> What needs to be done:
Make an exact copy of the lines, leaving the pictures out.
--- BEGIN Data extract ---
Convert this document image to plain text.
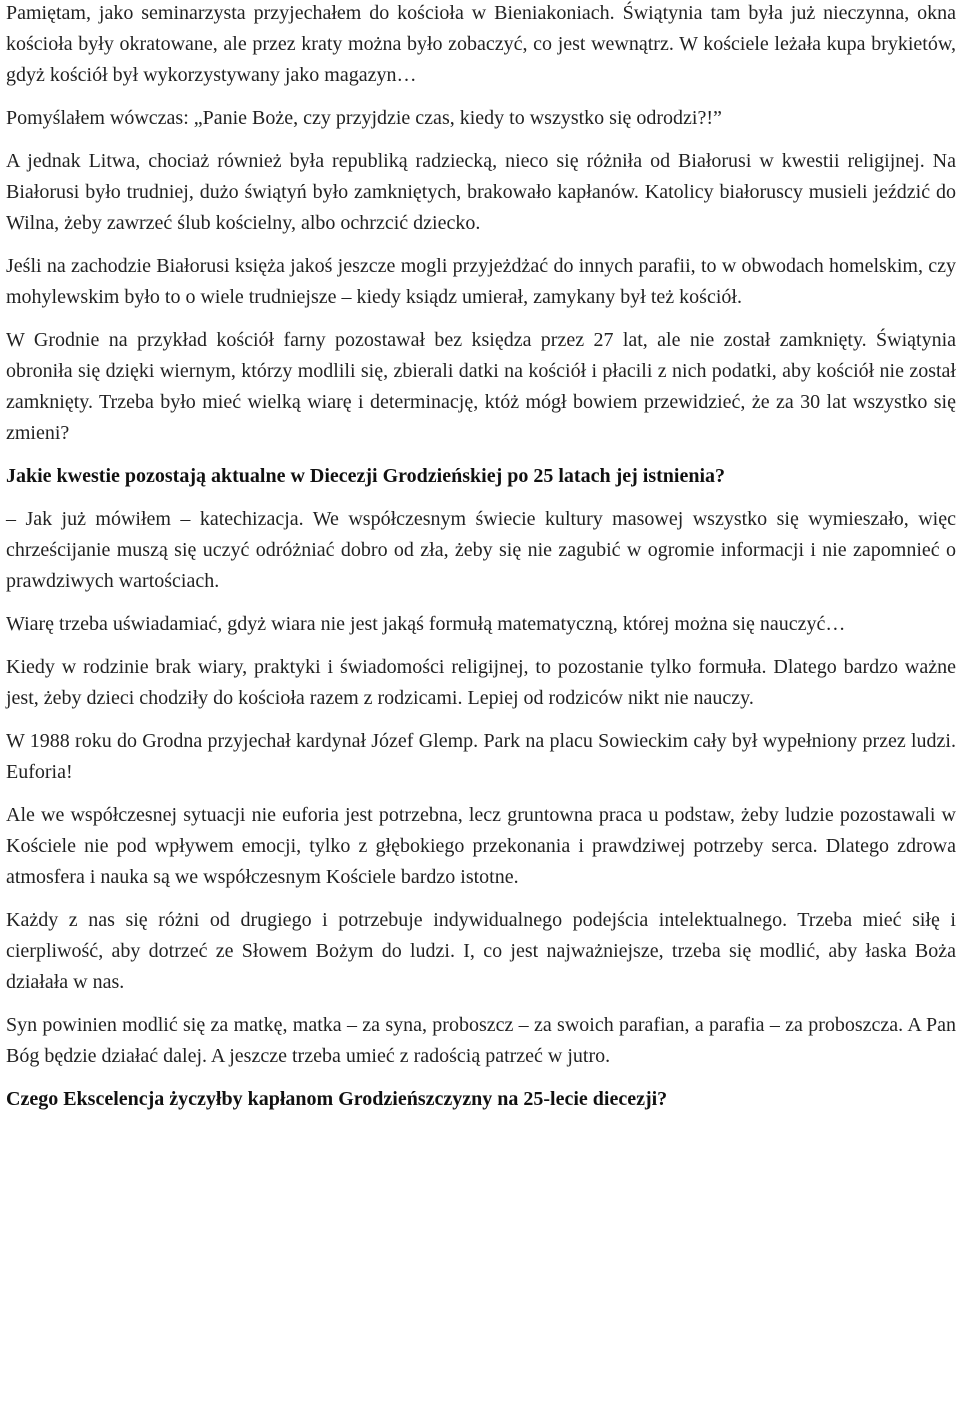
Pamiętam, jako seminarzysta przyjechałem do kościoła w Bieniakoniach. Świątynia tam była już nieczynna, okna kościoła były okratowane, ale przez kraty można było zobaczyć, co jest wewnątrz. W kościele leżała kupa brykietów, gdyż kościół był wykorzystywany jako magazyn…

Pomyślałem wówczas: „Panie Boże, czy przyjdzie czas, kiedy to wszystko się odrodzi?!”

A jednak Litwa, chociaż również była republiką radziecką, nieco się różniła od Białorusi w kwestii religijnej. Na Białorusi było trudniej, dużo świątyń było zamkniętych, brakowało kapłanów. Katolicy białoruscy musieli jeździć do Wilna, żeby zawrzeć ślub kościelny, albo ochrzcić dziecko.

Jeśli na zachodzie Białorusi księża jakoś jeszcze mogli przyjeżdżać do innych parafii, to w obwodach homelskim, czy mohylewskim było to o wiele trudniejsze – kiedy ksiądz umierał, zamykany był też kościół.

W Grodnie na przykład kościół farny pozostawał bez księdza przez 27 lat, ale nie został zamknięty. Świątynia obroniła się dzięki wiernym, którzy modlili się, zbierali datki na kościół i płacili z nich podatki, aby kościół nie został zamknięty. Trzeba było mieć wielką wiarę i determinację, któż mógł bowiem przewidzieć, że za 30 lat wszystko się zmieni?

Jakie kwestie pozostają aktualne w Diecezji Grodzieńskiej po 25 latach jej istnienia?

– Jak już mówiłem – katechizacja. We współczesnym świecie kultury masowej wszystko się wymieszało, więc chrześcijanie muszą się uczyć odróżniać dobro od zła, żeby się nie zagubić w ogromie informacji i nie zapomnieć o prawdziwych wartościach.

Wiarę trzeba uświadamiać, gdyż wiara nie jest jakąś formułą matematyczną, której można się nauczyć…

Kiedy w rodzinie brak wiary, praktyki i świadomości religijnej, to pozostanie tylko formuła. Dlatego bardzo ważne jest, żeby dzieci chodziły do kościoła razem z rodzicami. Lepiej od rodziców nikt nie nauczy.

W 1988 roku do Grodna przyjechał kardynał Józef Glemp. Park na placu Sowieckim cały był wypełniony przez ludzi. Euforia!

Ale we współczesnej sytuacji nie euforia jest potrzebna, lecz gruntowna praca u podstaw, żeby ludzie pozostawali w Kościele nie pod wpływem emocji, tylko z głębokiego przekonania i prawdziwej potrzeby serca. Dlatego zdrowa atmosfera i nauka są we współczesnym Kościele bardzo istotne.

Każdy z nas się różni od drugiego i potrzebuje indywidualnego podejścia intelektualnego. Trzeba mieć siłę i cierpliwość, aby dotrzeć ze Słowem Bożym do ludzi. I, co jest najważniejsze, trzeba się modlić, aby łaska Boża działała w nas.

Syn powinien modlić się za matkę, matka – za syna, proboszcz – za swoich parafian, a parafia – za proboszcza. A Pan Bóg będzie działać dalej. A jeszcze trzeba umieć z radością patrzeć w jutro.

Czego Ekscelencja życzyłby kapłanom Grodzieńszczyzny na 25-lecie diecezji?
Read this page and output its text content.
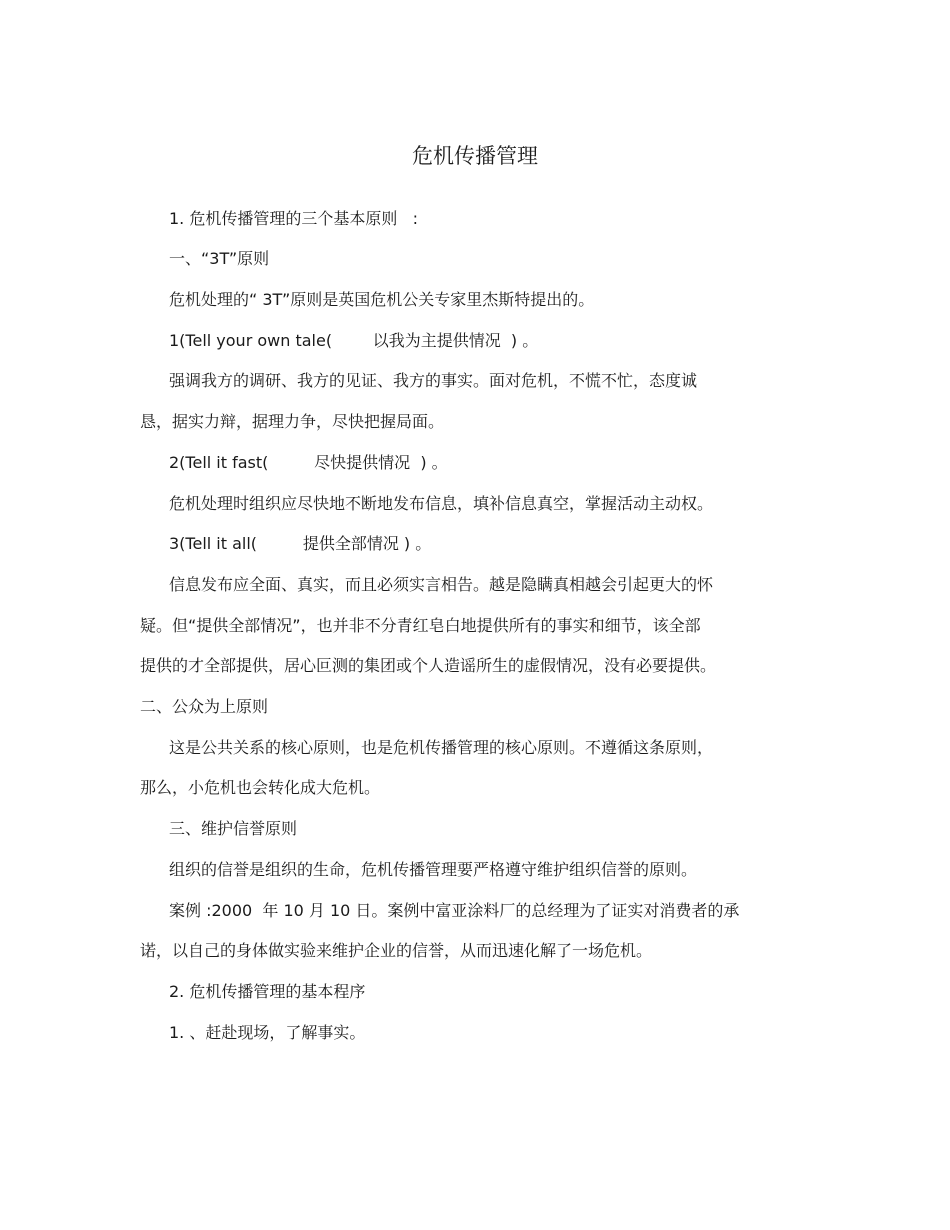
危机传播管理
1. 危机传播管理的三个基本原则   :
一、“3T”原则
危机处理的“ 3T”原则是英国危机公关专家里杰斯特提出的。
1(Tell your own tale(        以我为主提供情况  ) 。
强调我方的调研、我方的见证、我方的事实。面对危机，不慌不忙，态度诚
恳，据实力辩，据理力争，尽快把握局面。
2(Tell it fast(         尽快提供情况  ) 。
危机处理时组织应尽快地不断地发布信息，填补信息真空，掌握活动主动权。
3(Tell it all(         提供全部情况 ) 。
信息发布应全面、真实，而且必须实言相告。越是隐瞒真相越会引起更大的怀
疑。但“提供全部情况”，也并非不分青红皂白地提供所有的事实和细节，该全部
提供的才全部提供，居心叵测的集团或个人造谣所生的虚假情况，没有必要提供。
二、公众为上原则
这是公共关系的核心原则，也是危机传播管理的核心原则。不遵循这条原则，
那么，小危机也会转化成大危机。
三、维护信誉原则
组织的信誉是组织的生命，危机传播管理要严格遵守维护组织信誉的原则。
案例 :2000  年 10 月 10 日。案例中富亚涂料厂的总经理为了证实对消费者的承
诺，以自己的身体做实验来维护企业的信誉，从而迅速化解了一场危机。
2. 危机传播管理的基本程序
1. 、赶赴现场，了解事实。
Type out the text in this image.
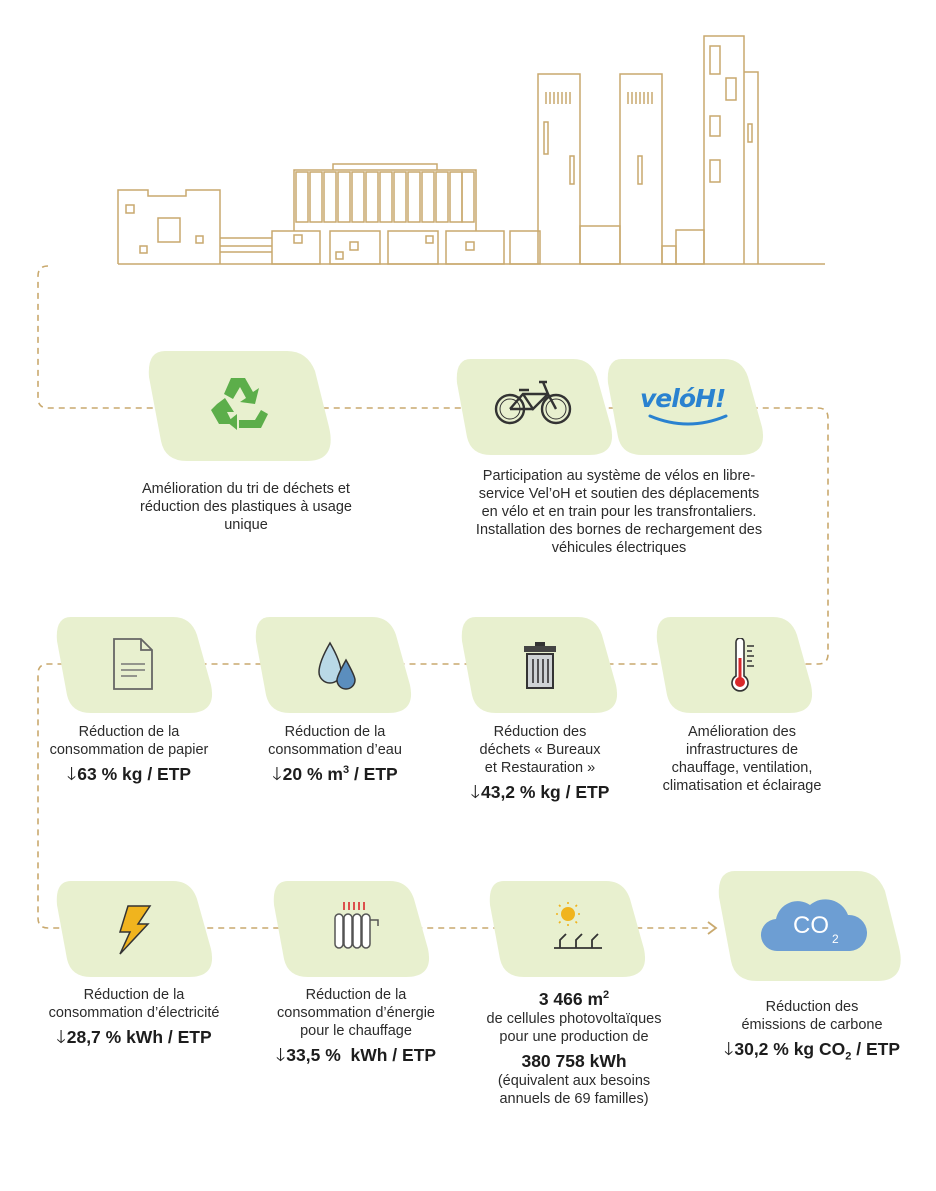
velóH!
CO 2
Amélioration du tri de déchets et réduction des plastiques à usage unique
Participation au système de vélos en libre-service Vel’oH et soutien des déplacements en vélo et en train pour les transfrontaliers. Installation des bornes de rechargement des véhicules électriques
Réduction de la consommation de papier
🡓63 % kg / ETP
Réduction de la consommation d’eau
🡓20 % $m^3$ / ETP
Réduction des déchets « Bureaux et Restauration »
🡓43,2 % kg / ETP
Amélioration des infrastructures de chauffage, ventilation, climatisation et éclairage
Réduction de la consommation d’électricité
🡓28,7 % kWh / ETP
Réduction de la consommation d’énergie pour le chauffage
🡓33,5 %  kWh / ETP
3 466 $m^2$
de cellules photovoltaïques pour une production de
380 758 kWh
(équivalent aux besoins annuels de 69 familles)
Réduction des émissions de carbone
🡓30,2 % kg $CO_2$ / ETP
--- END Data extract ---
> Result:
Convert this document image to plain text.
Pamiętam, jako seminarzysta przyjechałem do kościoła w Bieniakoniach. Świątynia tam była już nieczynna, okna kościoła były okratowane, ale przez kraty można było zobaczyć, co jest wewnątrz. W kościele leżała kupa brykietów, gdyż kościół był wykorzystywany jako magazyn…

Pomyślałem wówczas: „Panie Boże, czy przyjdzie czas, kiedy to wszystko się odrodzi?!”

A jednak Litwa, chociaż również była republiką radziecką, nieco się różniła od Białorusi w kwestii religijnej. Na Białorusi było trudniej, dużo świątyń było zamkniętych, brakowało kapłanów. Katolicy białoruscy musieli jeździć do Wilna, żeby zawrzeć ślub kościelny, albo ochrzcić dziecko.

Jeśli na zachodzie Białorusi księża jakoś jeszcze mogli przyjeżdżać do innych parafii, to w obwodach homelskim, czy mohylewskim było to o wiele trudniejsze – kiedy ksiądz umierał, zamykany był też kościół.

W Grodnie na przykład kościół farny pozostawał bez księdza przez 27 lat, ale nie został zamknięty. Świątynia obroniła się dzięki wiernym, którzy modlili się, zbierali datki na kościół i płacili z nich podatki, aby kościół nie został zamknięty. Trzeba było mieć wielką wiarę i determinację, któż mógł bowiem przewidzieć, że za 30 lat wszystko się zmieni?

Jakie kwestie pozostają aktualne w Diecezji Grodzieńskiej po 25 latach jej istnienia?

– Jak już mówiłem – katechizacja. We współczesnym świecie kultury masowej wszystko się wymieszało, więc chrześcijanie muszą się uczyć odróżniać dobro od zła, żeby się nie zagubić w ogromie informacji i nie zapomnieć o prawdziwych wartościach.

Wiarę trzeba uświadamiać, gdyż wiara nie jest jakąś formułą matematyczną, której można się nauczyć…

Kiedy w rodzinie brak wiary, praktyki i świadomości religijnej, to pozostanie tylko formuła. Dlatego bardzo ważne jest, żeby dzieci chodziły do kościoła razem z rodzicami. Lepiej od rodziców nikt nie nauczy.

W 1988 roku do Grodna przyjechał kardynał Józef Glemp. Park na placu Sowieckim cały był wypełniony przez ludzi. Euforia!

Ale we współczesnej sytuacji nie euforia jest potrzebna, lecz gruntowna praca u podstaw, żeby ludzie pozostawali w Kościele nie pod wpływem emocji, tylko z głębokiego przekonania i prawdziwej potrzeby serca. Dlatego zdrowa atmosfera i nauka są we współczesnym Kościele bardzo istotne.

Każdy z nas się różni od drugiego i potrzebuje indywidualnego podejścia intelektualnego. Trzeba mieć siłę i cierpliwość, aby dotrzeć ze Słowem Bożym do ludzi. I, co jest najważniejsze, trzeba się modlić, aby łaska Boża działała w nas.

Syn powinien modlić się za matkę, matka – za syna, proboszcz – za swoich parafian, a parafia – za proboszcza. A Pan Bóg będzie działać dalej. A jeszcze trzeba umieć z radością patrzeć w jutro.

Czego Ekscelencja życzyłby kapłanom Grodzieńszczyzny na 25-lecie diecezji?
Read this page and output its text content.
危机传播管理
1. 危机传播管理的三个基本原则   :
一、“3T”原则
危机处理的“ 3T”原则是英国危机公关专家里杰斯特提出的。
1(Tell your own tale(        以我为主提供情况  ) 。
强调我方的调研、我方的见证、我方的事实。面对危机，不慌不忙，态度诚
恳，据实力辩，据理力争，尽快把握局面。
2(Tell it fast(         尽快提供情况  ) 。
危机处理时组织应尽快地不断地发布信息，填补信息真空，掌握活动主动权。
3(Tell it all(         提供全部情况 ) 。
信息发布应全面、真实，而且必须实言相告。越是隐瞒真相越会引起更大的怀
疑。但“提供全部情况”，也并非不分青红皂白地提供所有的事实和细节，该全部
提供的才全部提供，居心叵测的集团或个人造谣所生的虚假情况，没有必要提供。
二、公众为上原则
这是公共关系的核心原则，也是危机传播管理的核心原则。不遵循这条原则，
那么，小危机也会转化成大危机。
三、维护信誉原则
组织的信誉是组织的生命，危机传播管理要严格遵守维护组织信誉的原则。
案例 :2000  年 10 月 10 日。案例中富亚涂料厂的总经理为了证实对消费者的承
诺，以自己的身体做实验来维护企业的信誉，从而迅速化解了一场危机。
2. 危机传播管理的基本程序
1. 、赶赴现场，了解事实。
Type out the text in this image.
velóH!
CO 2
Amélioration du tri de déchets et réduction des plastiques à usage unique
Participation au système de vélos en libre-service Vel’oH et soutien des déplacements en vélo et en train pour les transfrontaliers. Installation des bornes de rechargement des véhicules électriques
Réduction de la consommation de papier
🡓63 % kg / ETP
Réduction de la consommation d’eau
🡓20 % $m^3$ / ETP
Réduction des déchets « Bureaux et Restauration »
🡓43,2 % kg / ETP
Amélioration des infrastructures de chauffage, ventilation, climatisation et éclairage
Réduction de la consommation d’électricité
🡓28,7 % kWh / ETP
Réduction de la consommation d’énergie pour le chauffage
🡓33,5 %  kWh / ETP
3 466 $m^2$
de cellules photovoltaïques pour une production de
380 758 kWh
(équivalent aux besoins annuels de 69 familles)
Réduction des émissions de carbone
🡓30,2 % kg $CO_2$ / ETP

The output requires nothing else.